Give all the lines below again, exactly, with no pictures.

(Stored items from a collection)
┌────────

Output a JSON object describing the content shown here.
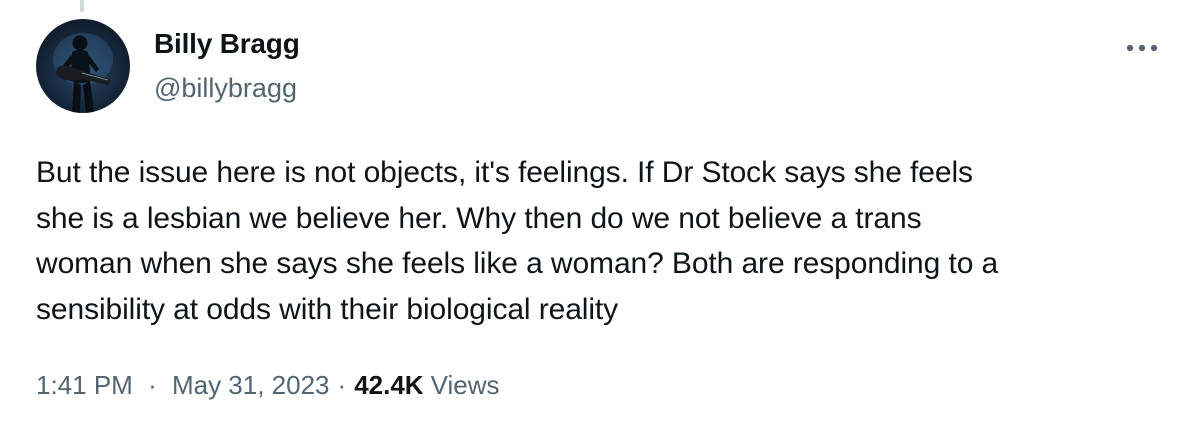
{
  "tweet": {
    "author": {
      "display_name": "Billy Bragg",
      "handle": "@billybragg",
      "avatar_icon": "user-avatar-photo"
    },
    "text_lines": [
      "But the issue here is not objects, it's feelings. If Dr Stock says she feels",
      "she is a lesbian we believe her. Why then do we not believe a trans",
      "woman when she says she feels like a woman? Both are responding to a",
      "sensibility at odds with their biological reality"
    ],
    "time": "1:41 PM",
    "date": "May 31, 2023",
    "separator": "·",
    "views_count": "42.4K",
    "views_label": "Views",
    "more_icon": "more-options-icon"
  },
  "colors": {
    "text_primary": "#0f1419",
    "text_secondary": "#536471",
    "thread_line": "#cfd9de",
    "background": "#ffffff"
  }
}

└────────

OUTPUT OF THE EXERCISE:
Output a JSON object describing the content shown here.
{
  "tweet": {
    "author": {
      "display_name": "Billy Bragg",
      "handle": "@billybragg",
      "avatar_icon": "user-avatar-photo"
    },
    "text_lines": [
      "But the issue here is not objects, it's feelings. If Dr Stock says she feels",
      "she is a lesbian we believe her. Why then do we not believe a trans",
      "woman when she says she feels like a woman? Both are responding to a",
      "sensibility at odds with their biological reality"
    ],
    "time": "1:41 PM",
    "date": "May 31, 2023",
    "separator": "·",
    "views_count": "42.4K",
    "views_label": "Views",
    "more_icon": "more-options-icon"
  },
  "colors": {
    "text_primary": "#0f1419",
    "text_secondary": "#536471",
    "thread_line": "#cfd9de",
    "background": "#ffffff"
  }
}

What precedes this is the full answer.